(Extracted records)

━━━━━━━━

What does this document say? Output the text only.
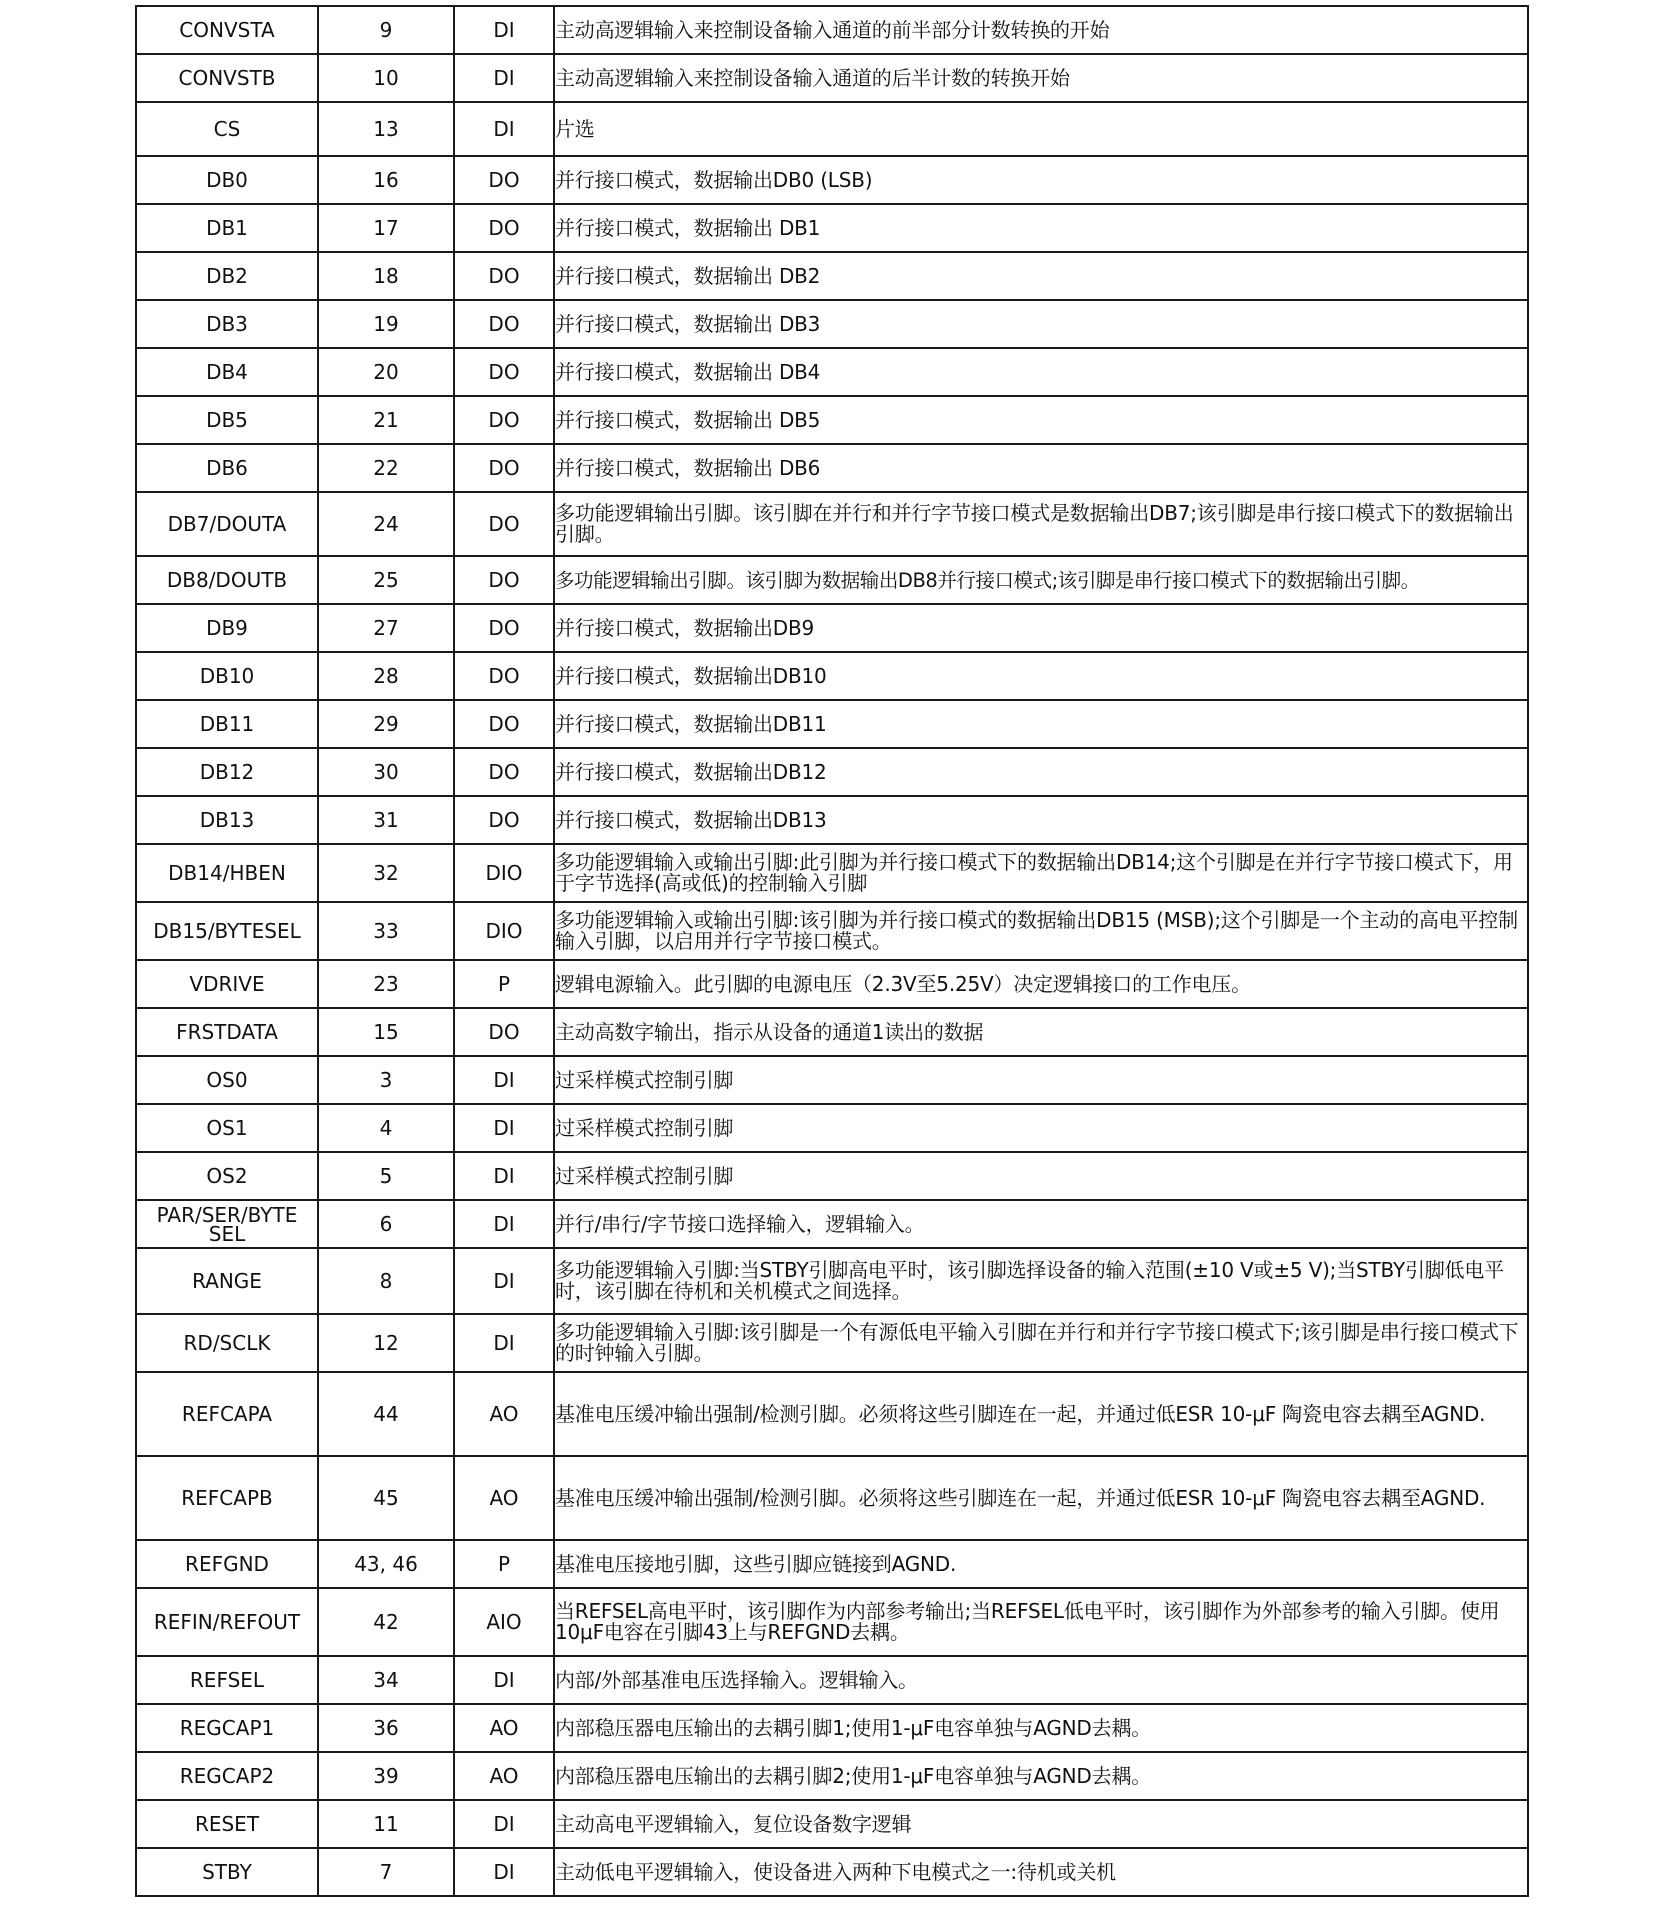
CONVSTA	9	DI	主动高逻辑输入来控制设备输入通道的前半部分计数转换的开始
CONVSTB	10	DI	主动高逻辑输入来控制设备输入通道的后半计数的转换开始
CS	13	DI	片选
DB0	16	DO	并行接口模式，数据输出DB0 (LSB)
DB1	17	DO	并行接口模式，数据输出 DB1
DB2	18	DO	并行接口模式，数据输出 DB2
DB3	19	DO	并行接口模式，数据输出 DB3
DB4	20	DO	并行接口模式，数据输出 DB4
DB5	21	DO	并行接口模式，数据输出 DB5
DB6	22	DO	并行接口模式，数据输出 DB6
DB7/DOUTA	24	DO	多功能逻辑输出引脚。该引脚在并行和并行字节接口模式是数据输出DB7;该引脚是串行接口模式下的数据输出引脚。
DB8/DOUTB	25	DO	多功能逻辑输出引脚。该引脚为数据输出DB8并行接口模式;该引脚是串行接口模式下的数据输出引脚。
DB9	27	DO	并行接口模式，数据输出DB9
DB10	28	DO	并行接口模式，数据输出DB10
DB11	29	DO	并行接口模式，数据输出DB11
DB12	30	DO	并行接口模式，数据输出DB12
DB13	31	DO	并行接口模式，数据输出DB13
DB14/HBEN	32	DIO	多功能逻辑输入或输出引脚:此引脚为并行接口模式下的数据输出DB14;这个引脚是在并行字节接口模式下，用于字节选择(高或低)的控制输入引脚
DB15/BYTESEL	33	DIO	多功能逻辑输入或输出引脚:该引脚为并行接口模式的数据输出DB15 (MSB);这个引脚是一个主动的高电平控制输入引脚，以启用并行字节接口模式。
VDRIVE	23	P	逻辑电源输入。此引脚的电源电压（2.3V至5.25V）决定逻辑接口的工作电压。
FRSTDATA	15	DO	主动高数字输出，指示从设备的通道1读出的数据
OS0	3	DI	过采样模式控制引脚
OS1	4	DI	过采样模式控制引脚
OS2	5	DI	过采样模式控制引脚
PAR/SER/BYTE SEL	6	DI	并行/串行/字节接口选择输入，逻辑输入。
RANGE	8	DI	多功能逻辑输入引脚:当STBY引脚高电平时，该引脚选择设备的输入范围(±10 V或±5 V);当STBY引脚低电平时，该引脚在待机和关机模式之间选择。
RD/SCLK	12	DI	多功能逻辑输入引脚:该引脚是一个有源低电平输入引脚在并行和并行字节接口模式下;该引脚是串行接口模式下的时钟输入引脚。
REFCAPA	44	AO	基准电压缓冲输出强制/检测引脚。必须将这些引脚连在一起，并通过低ESR 10-μF 陶瓷电容去耦至AGND.
REFCAPB	45	AO	基准电压缓冲输出强制/检测引脚。必须将这些引脚连在一起，并通过低ESR 10-μF 陶瓷电容去耦至AGND.
REFGND	43, 46	P	基准电压接地引脚，这些引脚应链接到AGND.
REFIN/REFOUT	42	AIO	当REFSEL高电平时，该引脚作为内部参考输出;当REFSEL低电平时，该引脚作为外部参考的输入引脚。使用10μF电容在引脚43上与REFGND去耦。
REFSEL	34	DI	内部/外部基准电压选择输入。逻辑输入。
REGCAP1	36	AO	内部稳压器电压输出的去耦引脚1;使用1-μF电容单独与AGND去耦。
REGCAP2	39	AO	内部稳压器电压输出的去耦引脚2;使用1-μF电容单独与AGND去耦。
RESET	11	DI	主动高电平逻辑输入，复位设备数字逻辑
STBY	7	DI	主动低电平逻辑输入，使设备进入两种下电模式之一:待机或关机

━━━━━━━━

WHAT THE TASK REQUIRES -> List the lines of the entries that include "多功能逻辑输入或输出引脚".

PROBLEM SOLUTION ->
DB14/HBEN	32	DIO	多功能逻辑输入或输出引脚:此引脚为并行接口模式下的数据输出DB14;这个引脚是在并行字节接口模式下，用于字节选择(高或低)的控制输入引脚
DB15/BYTESEL	33	DIO	多功能逻辑输入或输出引脚:该引脚为并行接口模式的数据输出DB15 (MSB);这个引脚是一个主动的高电平控制输入引脚，以启用并行字节接口模式。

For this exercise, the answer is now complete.